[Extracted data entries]
++++++++

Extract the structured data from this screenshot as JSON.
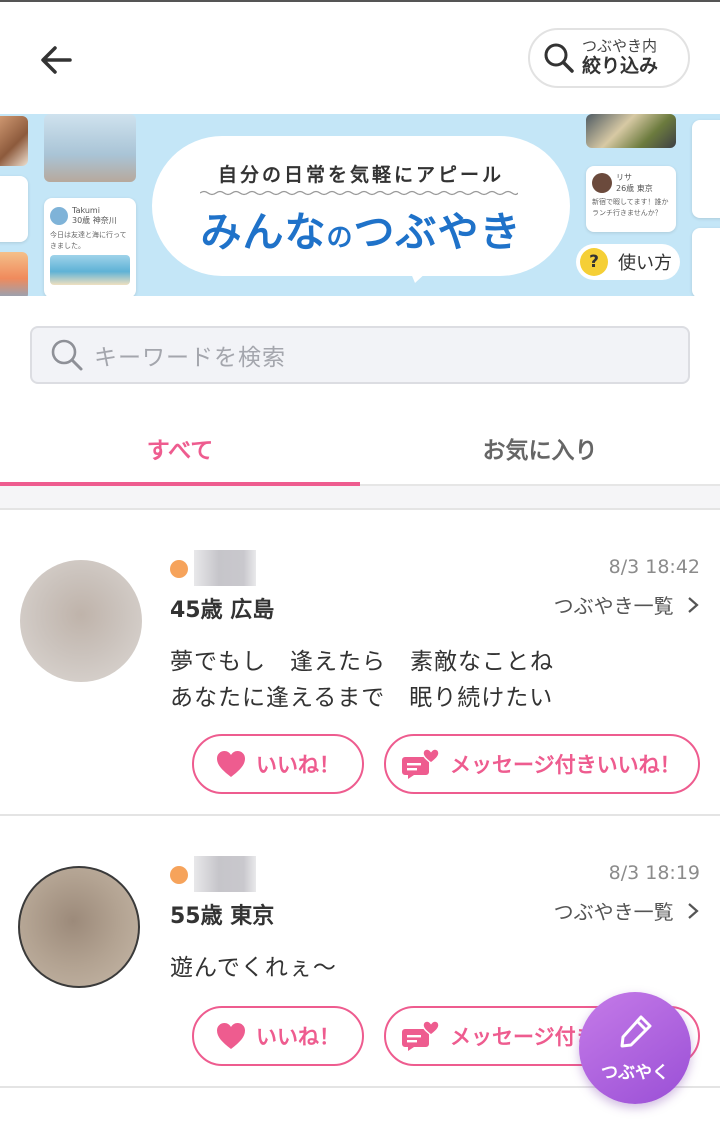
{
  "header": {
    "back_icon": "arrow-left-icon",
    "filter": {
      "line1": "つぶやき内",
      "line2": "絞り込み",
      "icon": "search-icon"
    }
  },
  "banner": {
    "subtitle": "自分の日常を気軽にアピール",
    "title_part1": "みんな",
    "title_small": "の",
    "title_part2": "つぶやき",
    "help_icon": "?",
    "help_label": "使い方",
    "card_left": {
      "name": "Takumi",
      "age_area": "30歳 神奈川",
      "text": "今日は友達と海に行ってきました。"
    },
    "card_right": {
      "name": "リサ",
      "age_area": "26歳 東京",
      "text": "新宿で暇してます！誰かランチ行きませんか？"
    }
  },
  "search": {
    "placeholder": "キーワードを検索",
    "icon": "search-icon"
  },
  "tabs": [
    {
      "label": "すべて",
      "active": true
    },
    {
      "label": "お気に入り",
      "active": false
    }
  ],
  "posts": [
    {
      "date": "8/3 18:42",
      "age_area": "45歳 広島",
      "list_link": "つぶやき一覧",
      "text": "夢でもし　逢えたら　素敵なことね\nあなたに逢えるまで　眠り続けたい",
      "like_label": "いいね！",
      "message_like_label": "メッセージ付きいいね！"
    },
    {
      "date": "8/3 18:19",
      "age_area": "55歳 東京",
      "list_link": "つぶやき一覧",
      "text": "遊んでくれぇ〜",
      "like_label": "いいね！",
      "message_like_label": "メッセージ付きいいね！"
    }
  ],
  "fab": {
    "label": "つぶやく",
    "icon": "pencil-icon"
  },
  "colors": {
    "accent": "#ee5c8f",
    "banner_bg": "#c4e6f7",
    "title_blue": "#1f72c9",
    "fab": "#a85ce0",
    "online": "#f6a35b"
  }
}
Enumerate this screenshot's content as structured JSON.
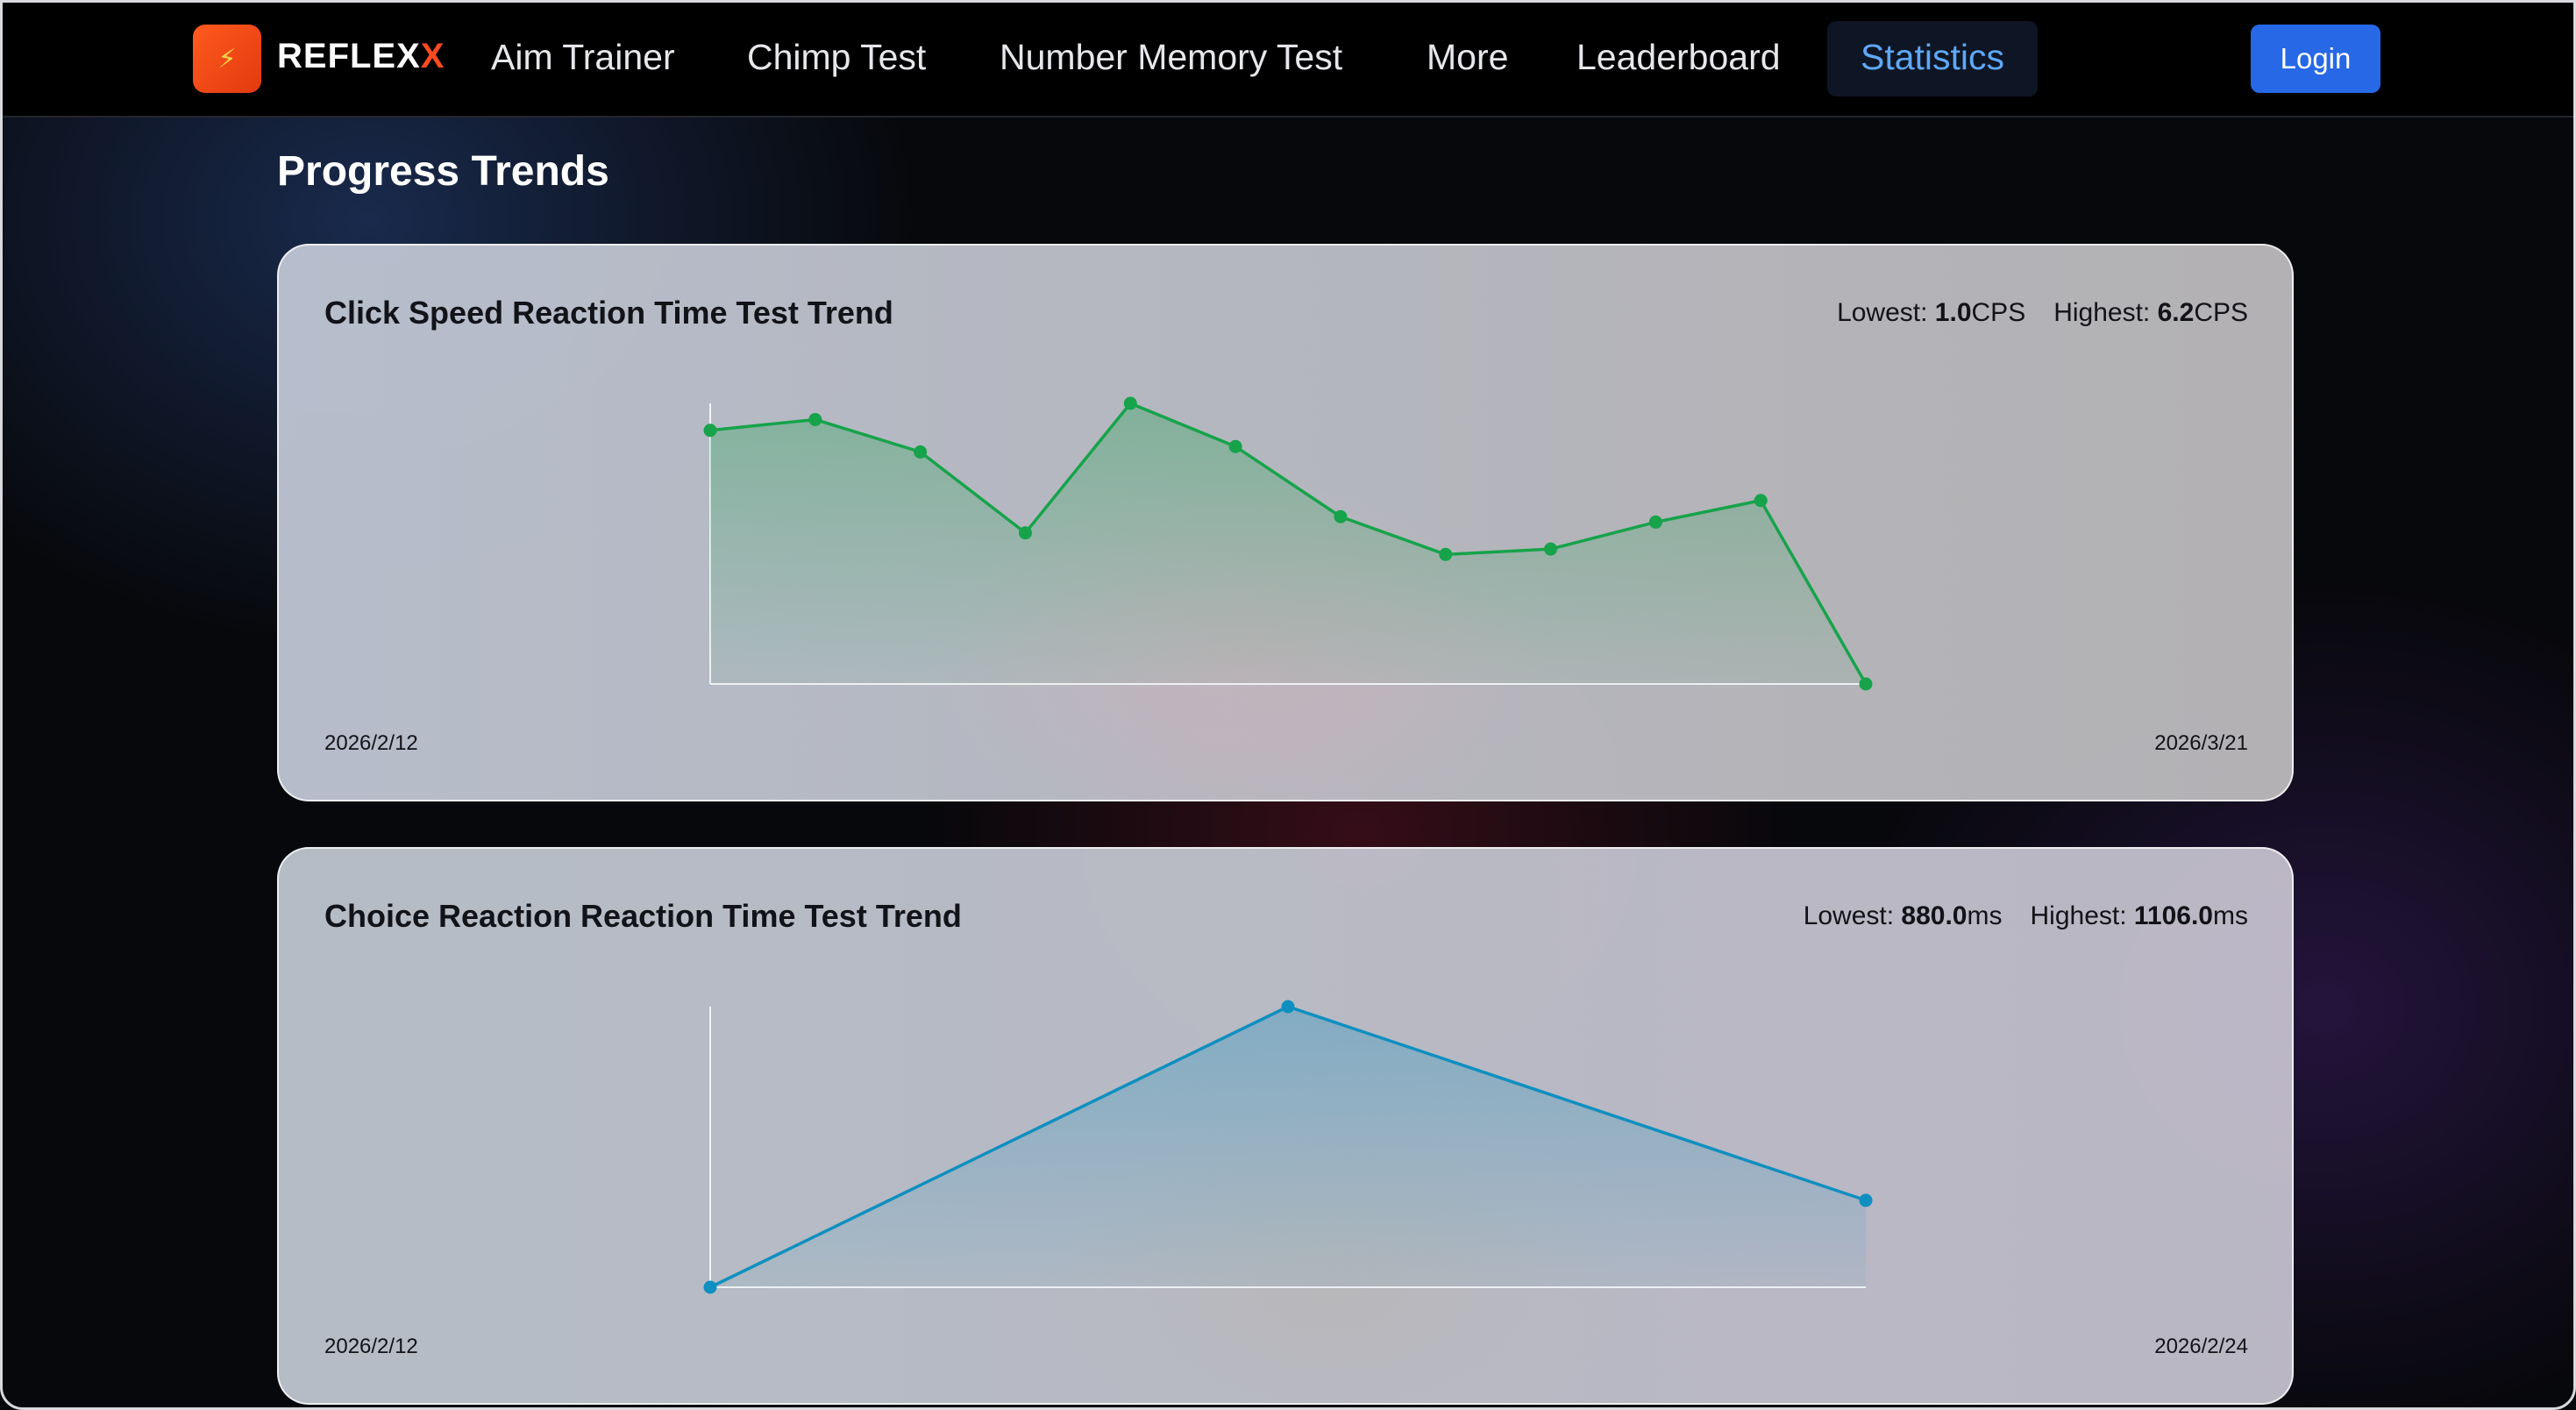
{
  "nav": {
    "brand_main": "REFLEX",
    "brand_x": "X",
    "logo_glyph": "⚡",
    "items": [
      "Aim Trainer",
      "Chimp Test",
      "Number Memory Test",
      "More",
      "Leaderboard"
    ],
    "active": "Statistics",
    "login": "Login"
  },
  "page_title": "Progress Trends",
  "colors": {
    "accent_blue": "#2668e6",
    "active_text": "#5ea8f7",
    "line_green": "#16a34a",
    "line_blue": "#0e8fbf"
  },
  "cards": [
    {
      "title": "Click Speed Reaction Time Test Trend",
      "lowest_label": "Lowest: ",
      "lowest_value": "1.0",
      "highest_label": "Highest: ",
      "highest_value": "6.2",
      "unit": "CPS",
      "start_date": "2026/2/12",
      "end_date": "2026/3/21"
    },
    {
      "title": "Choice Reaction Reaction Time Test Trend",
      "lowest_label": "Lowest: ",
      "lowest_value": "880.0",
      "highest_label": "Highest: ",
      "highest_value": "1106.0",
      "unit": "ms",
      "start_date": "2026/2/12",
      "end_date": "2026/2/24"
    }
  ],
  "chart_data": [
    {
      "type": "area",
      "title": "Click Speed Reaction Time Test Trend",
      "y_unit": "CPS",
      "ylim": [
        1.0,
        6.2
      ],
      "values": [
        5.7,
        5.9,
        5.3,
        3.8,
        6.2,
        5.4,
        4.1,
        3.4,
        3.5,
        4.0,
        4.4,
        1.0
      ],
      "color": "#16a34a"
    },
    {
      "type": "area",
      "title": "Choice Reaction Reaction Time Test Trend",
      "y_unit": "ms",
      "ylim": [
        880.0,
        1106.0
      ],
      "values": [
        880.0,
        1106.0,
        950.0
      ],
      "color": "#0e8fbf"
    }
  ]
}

++++++++

WORK REQUIRED.
The records above need to be given again exactly. Omit the pictures.

COMPLETED EXERCISE.
Extract the structured data from this screenshot as JSON.
{
  "header": {
    "back_icon": "arrow-left-icon",
    "filter": {
      "line1": "つぶやき内",
      "line2": "絞り込み",
      "icon": "search-icon"
    }
  },
  "banner": {
    "subtitle": "自分の日常を気軽にアピール",
    "title_part1": "みんな",
    "title_small": "の",
    "title_part2": "つぶやき",
    "help_icon": "?",
    "help_label": "使い方",
    "card_left": {
      "name": "Takumi",
      "age_area": "30歳 神奈川",
      "text": "今日は友達と海に行ってきました。"
    },
    "card_right": {
      "name": "リサ",
      "age_area": "26歳 東京",
      "text": "新宿で暇してます！誰かランチ行きませんか？"
    }
  },
  "search": {
    "placeholder": "キーワードを検索",
    "icon": "search-icon"
  },
  "tabs": [
    {
      "label": "すべて",
      "active": true
    },
    {
      "label": "お気に入り",
      "active": false
    }
  ],
  "posts": [
    {
      "date": "8/3 18:42",
      "age_area": "45歳 広島",
      "list_link": "つぶやき一覧",
      "text": "夢でもし　逢えたら　素敵なことね\nあなたに逢えるまで　眠り続けたい",
      "like_label": "いいね！",
      "message_like_label": "メッセージ付きいいね！"
    },
    {
      "date": "8/3 18:19",
      "age_area": "55歳 東京",
      "list_link": "つぶやき一覧",
      "text": "遊んでくれぇ〜",
      "like_label": "いいね！",
      "message_like_label": "メッセージ付きいいね！"
    }
  ],
  "fab": {
    "label": "つぶやく",
    "icon": "pencil-icon"
  },
  "colors": {
    "accent": "#ee5c8f",
    "banner_bg": "#c4e6f7",
    "title_blue": "#1f72c9",
    "fab": "#a85ce0",
    "online": "#f6a35b"
  }
}
Enumerate this screenshot's content as structured JSON.
{
  "nav": {
    "brand_main": "REFLEX",
    "brand_x": "X",
    "logo_glyph": "⚡",
    "items": [
      "Aim Trainer",
      "Chimp Test",
      "Number Memory Test",
      "More",
      "Leaderboard"
    ],
    "active": "Statistics",
    "login": "Login"
  },
  "page_title": "Progress Trends",
  "colors": {
    "accent_blue": "#2668e6",
    "active_text": "#5ea8f7",
    "line_green": "#16a34a",
    "line_blue": "#0e8fbf"
  },
  "cards": [
    {
      "title": "Click Speed Reaction Time Test Trend",
      "lowest_label": "Lowest: ",
      "lowest_value": "1.0",
      "highest_label": "Highest: ",
      "highest_value": "6.2",
      "unit": "CPS",
      "start_date": "2026/2/12",
      "end_date": "2026/3/21"
    },
    {
      "title": "Choice Reaction Reaction Time Test Trend",
      "lowest_label": "Lowest: ",
      "lowest_value": "880.0",
      "highest_label": "Highest: ",
      "highest_value": "1106.0",
      "unit": "ms",
      "start_date": "2026/2/12",
      "end_date": "2026/2/24"
    }
  ],
  "chart_data": [
    {
      "type": "area",
      "title": "Click Speed Reaction Time Test Trend",
      "y_unit": "CPS",
      "ylim": [
        1.0,
        6.2
      ],
      "values": [
        5.7,
        5.9,
        5.3,
        3.8,
        6.2,
        5.4,
        4.1,
        3.4,
        3.5,
        4.0,
        4.4,
        1.0
      ],
      "color": "#16a34a"
    },
    {
      "type": "area",
      "title": "Choice Reaction Reaction Time Test Trend",
      "y_unit": "ms",
      "ylim": [
        880.0,
        1106.0
      ],
      "values": [
        880.0,
        1106.0,
        950.0
      ],
      "color": "#0e8fbf"
    }
  ]
}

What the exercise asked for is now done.